**WHAT THE TASK REQUIRES**
Go through the data below and copy it exactly, skipping every picture.

**SUPPLIED INFORMATION**
--- --- ---

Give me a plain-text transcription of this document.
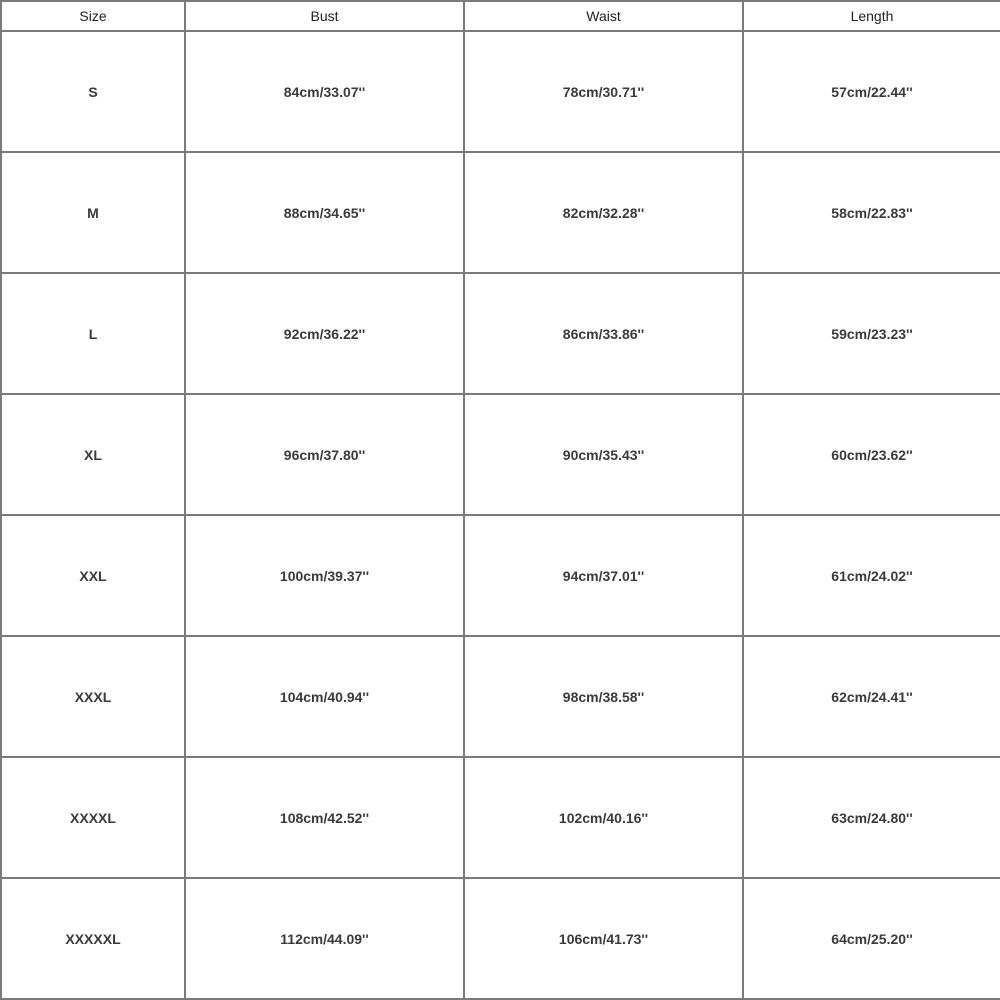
Size	Bust	Waist	Length
S	84cm/33.07''	78cm/30.71''	57cm/22.44''
M	88cm/34.65''	82cm/32.28''	58cm/22.83''
L	92cm/36.22''	86cm/33.86''	59cm/23.23''
XL	96cm/37.80''	90cm/35.43''	60cm/23.62''
XXL	100cm/39.37''	94cm/37.01''	61cm/24.02''
XXXL	104cm/40.94''	98cm/38.58''	62cm/24.41''
XXXXL	108cm/42.52''	102cm/40.16''	63cm/24.80''
XXXXXL	112cm/44.09''	106cm/41.73''	64cm/25.20''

--- --- ---

**EXERCISE OUTPUT**
Give me a plain-text transcription of this document.
Size	Bust	Waist	Length
S	84cm/33.07''	78cm/30.71''	57cm/22.44''
M	88cm/34.65''	82cm/32.28''	58cm/22.83''
L	92cm/36.22''	86cm/33.86''	59cm/23.23''
XL	96cm/37.80''	90cm/35.43''	60cm/23.62''
XXL	100cm/39.37''	94cm/37.01''	61cm/24.02''
XXXL	104cm/40.94''	98cm/38.58''	62cm/24.41''
XXXXL	108cm/42.52''	102cm/40.16''	63cm/24.80''
XXXXXL	112cm/44.09''	106cm/41.73''	64cm/25.20''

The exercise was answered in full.